───── Records for the task ─────

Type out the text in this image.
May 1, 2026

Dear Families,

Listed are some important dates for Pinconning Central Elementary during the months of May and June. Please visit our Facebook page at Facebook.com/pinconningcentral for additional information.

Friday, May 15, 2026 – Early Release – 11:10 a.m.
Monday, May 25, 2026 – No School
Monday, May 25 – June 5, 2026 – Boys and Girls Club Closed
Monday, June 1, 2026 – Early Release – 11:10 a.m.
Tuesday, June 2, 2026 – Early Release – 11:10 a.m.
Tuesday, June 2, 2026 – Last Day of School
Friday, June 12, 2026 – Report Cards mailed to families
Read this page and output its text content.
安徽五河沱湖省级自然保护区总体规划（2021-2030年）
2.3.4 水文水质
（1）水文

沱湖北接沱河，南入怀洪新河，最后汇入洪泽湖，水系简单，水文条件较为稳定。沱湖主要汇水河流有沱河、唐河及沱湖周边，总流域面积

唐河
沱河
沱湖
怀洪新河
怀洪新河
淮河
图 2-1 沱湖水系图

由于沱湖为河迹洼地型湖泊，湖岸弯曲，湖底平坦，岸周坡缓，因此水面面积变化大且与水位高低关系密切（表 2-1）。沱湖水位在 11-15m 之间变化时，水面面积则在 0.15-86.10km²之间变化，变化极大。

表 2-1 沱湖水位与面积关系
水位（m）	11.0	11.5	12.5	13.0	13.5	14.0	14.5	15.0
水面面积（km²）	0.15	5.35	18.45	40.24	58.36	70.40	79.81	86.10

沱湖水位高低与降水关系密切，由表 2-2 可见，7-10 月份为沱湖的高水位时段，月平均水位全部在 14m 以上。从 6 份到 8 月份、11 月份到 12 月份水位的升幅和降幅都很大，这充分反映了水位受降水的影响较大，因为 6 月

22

─────

## Task objective
Repeat the material in full, exactly as it stands.

## Complete answer
Type out the text in this image.
May 1, 2026

Dear Families,

Listed are some important dates for Pinconning Central Elementary during the months of May and June. Please visit our Facebook page at Facebook.com/pinconningcentral for additional information.

Friday, May 15, 2026 – Early Release – 11:10 a.m.
Monday, May 25, 2026 – No School
Monday, May 25 – June 5, 2026 – Boys and Girls Club Closed
Monday, June 1, 2026 – Early Release – 11:10 a.m.
Tuesday, June 2, 2026 – Early Release – 11:10 a.m.
Tuesday, June 2, 2026 – Last Day of School
Friday, June 12, 2026 – Report Cards mailed to families
Read this page and output its text content.
安徽五河沱湖省级自然保护区总体规划（2021-2030年）
2.3.4 水文水质
（1）水文

沱湖北接沱河，南入怀洪新河，最后汇入洪泽湖，水系简单，水文条件较为稳定。沱湖主要汇水河流有沱河、唐河及沱湖周边，总流域面积

唐河
沱河
沱湖
怀洪新河
怀洪新河
淮河
图 2-1 沱湖水系图

由于沱湖为河迹洼地型湖泊，湖岸弯曲，湖底平坦，岸周坡缓，因此水面面积变化大且与水位高低关系密切（表 2-1）。沱湖水位在 11-15m 之间变化时，水面面积则在 0.15-86.10km²之间变化，变化极大。

表 2-1 沱湖水位与面积关系
水位（m）	11.0	11.5	12.5	13.0	13.5	14.0	14.5	15.0
水面面积（km²）	0.15	5.35	18.45	40.24	58.36	70.40	79.81	86.10

沱湖水位高低与降水关系密切，由表 2-2 可见，7-10 月份为沱湖的高水位时段，月平均水位全部在 14m 以上。从 6 份到 8 月份、11 月份到 12 月份水位的升幅和降幅都很大，这充分反映了水位受降水的影响较大，因为 6 月

22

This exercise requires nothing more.